TO DO: For each line below that includes the word "this", make a copy.

EXTRACTED RECORDS:
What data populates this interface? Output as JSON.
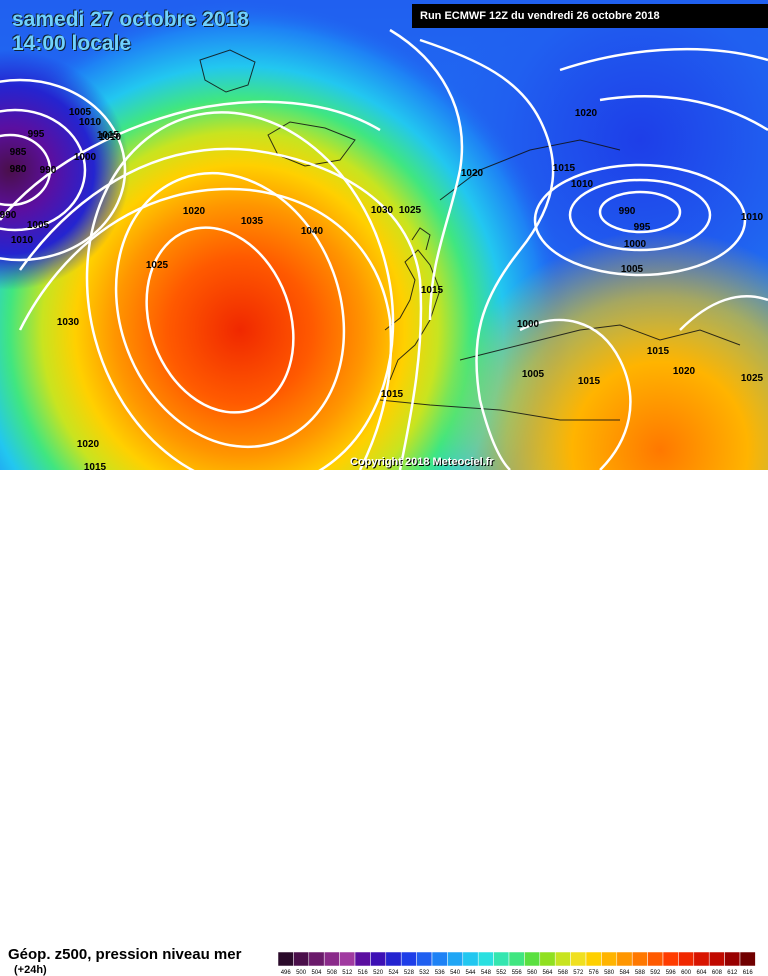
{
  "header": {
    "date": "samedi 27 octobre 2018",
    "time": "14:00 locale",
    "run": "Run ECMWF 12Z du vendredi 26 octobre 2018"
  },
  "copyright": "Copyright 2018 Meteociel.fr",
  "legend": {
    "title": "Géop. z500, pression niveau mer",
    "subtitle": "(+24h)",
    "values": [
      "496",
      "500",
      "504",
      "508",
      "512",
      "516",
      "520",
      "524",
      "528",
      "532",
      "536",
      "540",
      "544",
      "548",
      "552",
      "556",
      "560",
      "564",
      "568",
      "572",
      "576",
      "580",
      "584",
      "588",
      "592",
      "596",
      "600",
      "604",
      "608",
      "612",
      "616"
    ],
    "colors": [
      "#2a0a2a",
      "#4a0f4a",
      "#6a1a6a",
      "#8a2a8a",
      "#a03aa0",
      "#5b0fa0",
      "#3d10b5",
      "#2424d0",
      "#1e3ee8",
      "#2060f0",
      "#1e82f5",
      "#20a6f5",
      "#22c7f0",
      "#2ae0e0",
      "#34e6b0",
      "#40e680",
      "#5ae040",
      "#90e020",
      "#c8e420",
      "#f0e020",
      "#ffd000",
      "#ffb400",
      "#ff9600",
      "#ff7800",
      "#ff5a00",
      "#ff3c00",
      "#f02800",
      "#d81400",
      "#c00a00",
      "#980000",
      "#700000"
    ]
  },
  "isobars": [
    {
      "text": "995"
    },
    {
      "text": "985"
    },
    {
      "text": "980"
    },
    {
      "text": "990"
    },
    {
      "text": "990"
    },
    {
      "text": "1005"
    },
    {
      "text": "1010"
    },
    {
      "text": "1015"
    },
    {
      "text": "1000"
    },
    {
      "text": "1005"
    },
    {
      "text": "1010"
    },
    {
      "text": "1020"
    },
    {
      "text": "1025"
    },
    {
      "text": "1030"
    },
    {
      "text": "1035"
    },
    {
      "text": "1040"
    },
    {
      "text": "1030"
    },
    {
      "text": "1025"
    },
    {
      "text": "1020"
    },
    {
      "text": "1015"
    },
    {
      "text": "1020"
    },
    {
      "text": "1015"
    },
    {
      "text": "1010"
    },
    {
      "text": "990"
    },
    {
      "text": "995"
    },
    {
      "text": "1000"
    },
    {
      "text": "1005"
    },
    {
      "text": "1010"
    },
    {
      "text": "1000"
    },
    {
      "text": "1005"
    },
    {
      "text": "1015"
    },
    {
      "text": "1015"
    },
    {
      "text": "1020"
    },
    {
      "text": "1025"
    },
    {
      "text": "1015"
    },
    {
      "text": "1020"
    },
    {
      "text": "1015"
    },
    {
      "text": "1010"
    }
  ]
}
* * *
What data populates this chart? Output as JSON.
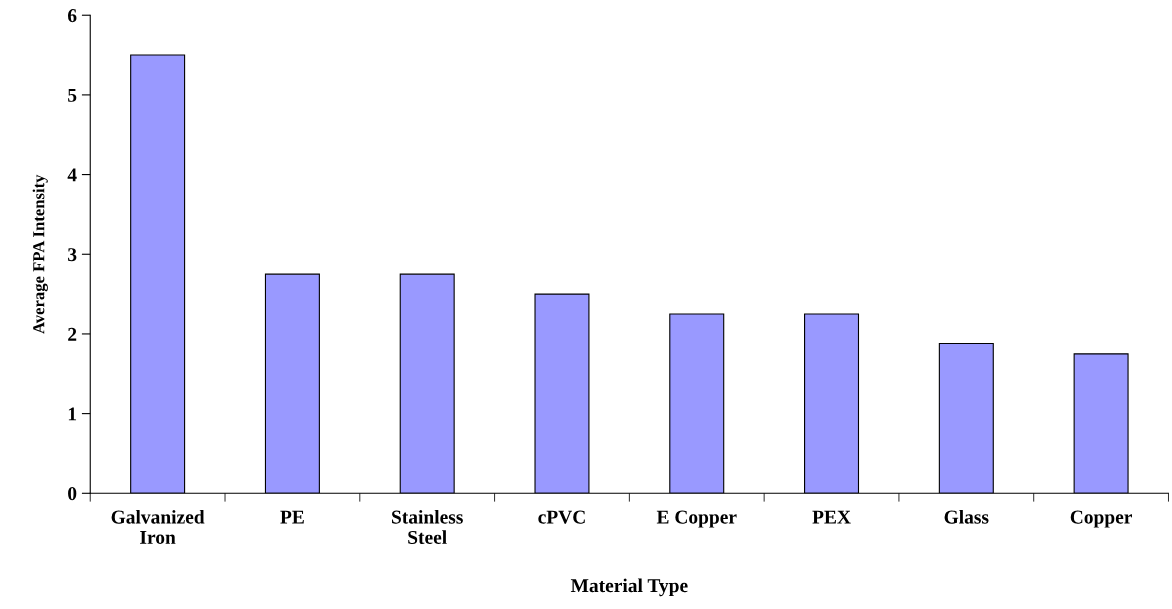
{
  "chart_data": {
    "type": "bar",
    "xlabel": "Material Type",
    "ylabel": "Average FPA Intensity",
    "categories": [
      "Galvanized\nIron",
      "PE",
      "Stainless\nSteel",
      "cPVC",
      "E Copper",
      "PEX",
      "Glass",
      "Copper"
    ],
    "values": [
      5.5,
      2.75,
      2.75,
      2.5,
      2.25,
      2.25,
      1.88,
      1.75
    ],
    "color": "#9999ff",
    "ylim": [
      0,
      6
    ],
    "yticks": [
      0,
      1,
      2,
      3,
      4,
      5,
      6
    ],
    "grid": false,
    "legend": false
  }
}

TASK RESULT:
What data populates this interface? Output as JSON.
What data populates this chart? Output as JSON.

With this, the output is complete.